Prompt 1. Can you copy the buildlog entry's text between "This entry was" and "17th November 2016.)", inclusive?
Prompt 2. How would you translate this sentence from the buildlog entry into Spanish: "My earlier IPA-based cleaning concoction looked like it worked well at first, but once the boards dried fully it left behind an unsightly white powdery residue of its own."
Prompt 3. According to the buildlog entry, which buses can feed the first of the two 32-bit shift registers? List them all.
== Text shown
1st May, 2016 - Starting work on a front panel

This entry was backdated.

(Apologies for the long break between updates, folks, I know a few of you have been asking for them — between life being distracting and wanting to actually make progress on the project, I haven't really found the time to keep these pages current! However, over the next few days I hope to clear my backlog of buildlog entries that I'd already started writing at various points during the last year. This is the first of those. — BALJ, 17th November 2016.)

When we last looked in on progress, I had the control unit prototyped across a pair of breadboards and happily running code; over the course of a handful of evenings in September (2015) I committed it to solder, then spent a bit more time experimenting with the ultrasonic cleaner to find a way to rid the board — and more importantly the IC sockets! — of unpleasantly-sticky flux residue. My earlier IPA-based cleaning concoction looked like it worked well at first, but once the boards dried fully it left behind an unsightly white powdery residue of its own. The answer appears to have been to bite the bullet and invest in some dedicated flux-cleaning solvent from an ultrasonics supplier; it's not all that much more expensive than IPA, and so far appears to be working considerably better.

With that out of the way, there's one major functional block left to work out before I can move on to finalising the clock and machine cycle generator design (which I'm leaving until last just in case there's a flaw lurking in the assumptions I made when prototyping it a while back). The machine's front panel is a considerable chunk of logic, as it needs to not only provide the basic controls like Run/Halt buttons but also some basic register and memory I/O facilities so the operator can feed the machine with code and data to chew over.

The core of this I/O facility is a pair of 32-bit shift registers (which should come as no surprise in this machine!), the first of which is fed from the A, B or R buses as appropriate and then brought out to a row of LEDs through a latch that triggers when the register currently selected for display has been updated. The second register works in the opposite direction, latching the setting of a bank of toggle switches at the top of each word cycle and then shifting it out into the selected target register when the user presses a Deposit button. These registers are straightforward enough that I took advantage of an Elecrow discount voucher to order a set of 8-bit-wide register PCBs without prototyping them first; however, rather than using them right away I built an equivalent temporary front panel on a Eurocard to use when prototyping the control logic. This initially met with failure due to swapping the input and output pins of the '573 latches; after some slightly-irritated checking of the PCBs I satisfied myself that I had made the mistake only on the temporary board, and that simply rotating the chips through 180 degrees (and swapping the power rails to match!) would rescue matters.
====
== Provided data
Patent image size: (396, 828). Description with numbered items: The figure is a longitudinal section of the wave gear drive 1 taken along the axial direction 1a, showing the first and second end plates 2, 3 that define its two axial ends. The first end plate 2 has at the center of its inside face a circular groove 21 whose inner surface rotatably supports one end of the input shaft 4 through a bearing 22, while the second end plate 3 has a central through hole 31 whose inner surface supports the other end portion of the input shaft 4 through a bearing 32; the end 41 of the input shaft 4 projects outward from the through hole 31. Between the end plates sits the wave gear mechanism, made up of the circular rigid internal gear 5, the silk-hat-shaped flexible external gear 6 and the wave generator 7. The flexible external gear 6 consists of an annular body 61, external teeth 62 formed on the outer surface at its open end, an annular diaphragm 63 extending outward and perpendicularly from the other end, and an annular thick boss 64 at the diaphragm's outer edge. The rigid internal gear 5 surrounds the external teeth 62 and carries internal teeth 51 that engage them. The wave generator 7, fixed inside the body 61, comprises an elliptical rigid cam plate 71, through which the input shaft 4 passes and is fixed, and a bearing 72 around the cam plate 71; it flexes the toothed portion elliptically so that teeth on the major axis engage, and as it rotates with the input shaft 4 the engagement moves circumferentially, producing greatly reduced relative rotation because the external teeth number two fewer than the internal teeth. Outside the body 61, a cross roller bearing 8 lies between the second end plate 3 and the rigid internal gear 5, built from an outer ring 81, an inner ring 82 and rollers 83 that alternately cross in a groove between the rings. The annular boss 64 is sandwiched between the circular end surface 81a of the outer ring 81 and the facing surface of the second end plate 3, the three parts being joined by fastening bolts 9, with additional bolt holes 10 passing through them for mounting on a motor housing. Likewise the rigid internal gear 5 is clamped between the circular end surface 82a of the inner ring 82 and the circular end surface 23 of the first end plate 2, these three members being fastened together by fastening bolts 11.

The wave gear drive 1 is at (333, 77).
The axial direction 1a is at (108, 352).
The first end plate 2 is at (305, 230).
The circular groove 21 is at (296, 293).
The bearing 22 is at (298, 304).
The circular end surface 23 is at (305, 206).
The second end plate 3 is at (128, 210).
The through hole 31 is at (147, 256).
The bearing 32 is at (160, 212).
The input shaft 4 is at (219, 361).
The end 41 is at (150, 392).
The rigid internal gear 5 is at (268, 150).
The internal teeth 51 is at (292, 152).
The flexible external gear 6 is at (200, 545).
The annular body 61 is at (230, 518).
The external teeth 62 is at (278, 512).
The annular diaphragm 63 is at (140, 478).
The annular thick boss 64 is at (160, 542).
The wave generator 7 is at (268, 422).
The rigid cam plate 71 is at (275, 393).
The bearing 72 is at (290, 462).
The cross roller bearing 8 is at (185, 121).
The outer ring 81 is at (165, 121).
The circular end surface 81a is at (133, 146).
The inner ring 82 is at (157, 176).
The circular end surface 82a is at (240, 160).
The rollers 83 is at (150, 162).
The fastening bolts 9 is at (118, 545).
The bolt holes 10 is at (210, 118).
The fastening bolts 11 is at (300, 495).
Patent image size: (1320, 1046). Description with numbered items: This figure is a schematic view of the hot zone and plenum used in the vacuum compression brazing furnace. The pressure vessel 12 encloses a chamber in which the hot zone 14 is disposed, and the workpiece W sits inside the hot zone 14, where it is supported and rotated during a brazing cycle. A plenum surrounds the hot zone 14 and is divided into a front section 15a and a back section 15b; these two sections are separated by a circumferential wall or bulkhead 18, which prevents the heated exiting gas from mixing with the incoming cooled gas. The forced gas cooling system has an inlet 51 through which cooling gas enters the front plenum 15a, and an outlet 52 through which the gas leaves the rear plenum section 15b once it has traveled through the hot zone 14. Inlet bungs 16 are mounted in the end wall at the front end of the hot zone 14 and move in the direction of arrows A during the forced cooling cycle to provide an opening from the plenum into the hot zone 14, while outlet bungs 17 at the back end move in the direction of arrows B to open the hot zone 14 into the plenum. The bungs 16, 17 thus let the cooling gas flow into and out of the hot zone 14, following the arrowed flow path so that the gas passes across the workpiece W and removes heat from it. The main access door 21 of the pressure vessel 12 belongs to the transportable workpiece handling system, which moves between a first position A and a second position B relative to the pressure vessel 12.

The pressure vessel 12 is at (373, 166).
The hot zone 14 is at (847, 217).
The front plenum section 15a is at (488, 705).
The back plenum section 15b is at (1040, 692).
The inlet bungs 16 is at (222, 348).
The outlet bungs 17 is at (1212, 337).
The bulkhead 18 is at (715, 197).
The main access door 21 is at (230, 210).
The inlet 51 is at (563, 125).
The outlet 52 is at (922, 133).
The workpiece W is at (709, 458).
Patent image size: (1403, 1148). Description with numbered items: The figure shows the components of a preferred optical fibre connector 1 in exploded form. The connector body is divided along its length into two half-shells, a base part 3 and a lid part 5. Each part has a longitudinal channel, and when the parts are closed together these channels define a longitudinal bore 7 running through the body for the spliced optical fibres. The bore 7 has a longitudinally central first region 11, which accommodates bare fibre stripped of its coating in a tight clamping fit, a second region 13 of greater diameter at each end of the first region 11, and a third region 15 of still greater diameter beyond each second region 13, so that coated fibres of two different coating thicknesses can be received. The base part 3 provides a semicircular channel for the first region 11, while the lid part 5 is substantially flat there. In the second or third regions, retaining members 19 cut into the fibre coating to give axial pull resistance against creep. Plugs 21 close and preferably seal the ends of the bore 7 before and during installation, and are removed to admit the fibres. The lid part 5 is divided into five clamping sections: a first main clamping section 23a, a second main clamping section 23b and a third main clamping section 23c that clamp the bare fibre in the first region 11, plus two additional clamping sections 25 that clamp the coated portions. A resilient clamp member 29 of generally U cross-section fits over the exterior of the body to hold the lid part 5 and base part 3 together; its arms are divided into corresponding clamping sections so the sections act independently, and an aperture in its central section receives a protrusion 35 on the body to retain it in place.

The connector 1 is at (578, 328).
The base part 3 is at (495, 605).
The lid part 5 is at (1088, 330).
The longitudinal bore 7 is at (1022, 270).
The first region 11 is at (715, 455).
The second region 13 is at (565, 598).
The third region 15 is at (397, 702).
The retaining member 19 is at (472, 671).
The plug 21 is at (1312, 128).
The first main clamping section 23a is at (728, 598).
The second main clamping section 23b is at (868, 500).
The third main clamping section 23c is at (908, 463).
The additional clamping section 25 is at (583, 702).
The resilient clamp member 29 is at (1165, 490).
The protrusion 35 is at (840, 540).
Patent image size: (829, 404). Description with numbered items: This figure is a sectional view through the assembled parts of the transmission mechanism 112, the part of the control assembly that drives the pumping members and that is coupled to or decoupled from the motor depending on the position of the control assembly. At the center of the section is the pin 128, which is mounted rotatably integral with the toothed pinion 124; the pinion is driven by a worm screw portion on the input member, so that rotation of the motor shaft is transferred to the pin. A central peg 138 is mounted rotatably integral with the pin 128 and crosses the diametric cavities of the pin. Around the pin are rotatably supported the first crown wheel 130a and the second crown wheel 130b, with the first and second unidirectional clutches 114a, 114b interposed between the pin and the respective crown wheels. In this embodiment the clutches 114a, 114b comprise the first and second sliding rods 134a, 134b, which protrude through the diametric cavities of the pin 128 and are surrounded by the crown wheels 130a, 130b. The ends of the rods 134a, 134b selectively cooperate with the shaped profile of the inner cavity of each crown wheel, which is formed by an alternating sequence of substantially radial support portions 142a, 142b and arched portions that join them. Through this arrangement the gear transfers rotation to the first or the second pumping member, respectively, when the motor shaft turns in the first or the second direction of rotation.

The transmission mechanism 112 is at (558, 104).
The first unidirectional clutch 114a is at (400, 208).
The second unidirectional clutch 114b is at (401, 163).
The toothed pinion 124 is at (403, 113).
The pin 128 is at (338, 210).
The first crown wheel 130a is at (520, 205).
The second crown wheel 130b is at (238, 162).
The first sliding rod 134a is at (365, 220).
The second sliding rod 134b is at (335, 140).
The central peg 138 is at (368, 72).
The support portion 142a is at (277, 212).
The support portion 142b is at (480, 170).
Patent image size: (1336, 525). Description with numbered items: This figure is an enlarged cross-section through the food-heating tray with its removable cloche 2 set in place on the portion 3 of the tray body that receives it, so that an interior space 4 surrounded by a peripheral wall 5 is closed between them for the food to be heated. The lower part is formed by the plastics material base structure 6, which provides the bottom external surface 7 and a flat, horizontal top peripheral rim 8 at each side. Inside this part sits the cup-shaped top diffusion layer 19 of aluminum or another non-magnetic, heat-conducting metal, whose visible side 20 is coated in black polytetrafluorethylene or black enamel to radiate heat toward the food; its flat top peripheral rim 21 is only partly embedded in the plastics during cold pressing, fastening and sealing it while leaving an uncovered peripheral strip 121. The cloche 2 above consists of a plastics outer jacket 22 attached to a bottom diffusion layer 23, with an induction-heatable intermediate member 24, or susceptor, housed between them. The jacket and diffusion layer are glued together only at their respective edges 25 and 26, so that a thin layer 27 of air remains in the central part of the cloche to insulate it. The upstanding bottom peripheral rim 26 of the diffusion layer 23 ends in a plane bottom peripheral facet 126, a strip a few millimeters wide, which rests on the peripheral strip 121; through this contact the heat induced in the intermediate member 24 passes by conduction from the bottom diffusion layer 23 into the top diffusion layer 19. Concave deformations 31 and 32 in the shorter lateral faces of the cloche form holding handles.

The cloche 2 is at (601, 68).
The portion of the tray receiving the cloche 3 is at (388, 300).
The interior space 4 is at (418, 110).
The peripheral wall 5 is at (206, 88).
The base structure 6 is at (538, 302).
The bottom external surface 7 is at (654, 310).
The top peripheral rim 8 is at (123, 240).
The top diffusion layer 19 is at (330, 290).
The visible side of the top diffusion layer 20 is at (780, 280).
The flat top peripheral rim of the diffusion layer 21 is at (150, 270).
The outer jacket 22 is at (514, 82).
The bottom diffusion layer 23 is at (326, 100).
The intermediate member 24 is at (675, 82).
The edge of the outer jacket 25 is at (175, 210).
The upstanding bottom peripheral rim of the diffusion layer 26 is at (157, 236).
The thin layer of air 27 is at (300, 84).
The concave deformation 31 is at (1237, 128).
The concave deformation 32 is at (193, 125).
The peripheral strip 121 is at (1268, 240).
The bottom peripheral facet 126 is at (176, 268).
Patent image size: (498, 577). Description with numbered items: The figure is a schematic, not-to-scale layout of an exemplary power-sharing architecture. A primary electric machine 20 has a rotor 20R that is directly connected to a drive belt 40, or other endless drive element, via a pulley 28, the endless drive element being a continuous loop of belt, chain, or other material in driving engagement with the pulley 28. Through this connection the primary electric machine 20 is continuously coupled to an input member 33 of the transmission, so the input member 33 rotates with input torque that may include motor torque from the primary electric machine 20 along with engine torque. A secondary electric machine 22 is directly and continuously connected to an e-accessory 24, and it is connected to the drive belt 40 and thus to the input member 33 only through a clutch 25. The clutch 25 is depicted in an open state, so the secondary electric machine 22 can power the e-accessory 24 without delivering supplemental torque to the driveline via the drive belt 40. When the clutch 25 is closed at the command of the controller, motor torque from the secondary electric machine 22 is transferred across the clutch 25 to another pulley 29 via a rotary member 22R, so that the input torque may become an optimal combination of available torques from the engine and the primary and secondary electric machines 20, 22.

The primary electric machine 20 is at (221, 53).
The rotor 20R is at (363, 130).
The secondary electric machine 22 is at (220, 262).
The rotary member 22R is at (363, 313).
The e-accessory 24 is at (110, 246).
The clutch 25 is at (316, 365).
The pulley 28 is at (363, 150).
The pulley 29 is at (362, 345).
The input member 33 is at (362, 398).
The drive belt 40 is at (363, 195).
====
Exercise solution 1.
This entry was backdated.

(Apologies for the long break between updates, folks, I know a few of you have been asking for them — between life being distracting and wanting to actually make progress on the project, I haven't really found the time to keep these pages current! However, over the next few days I hope to clear my backlog of buildlog entries that I'd already started writing at various points during the last year. This is the first of those. — BALJ, 17th November 2016.)

Exercise solution 2. Mi anterior mezcla de limpieza a base de IPA pareció funcionar bien al principio, pero una vez que las placas se secaron por completo, dejó un antiestético residuo blanco y polvoriento propio.

Exercise solution 3.
- A bus
- B bus
- R bus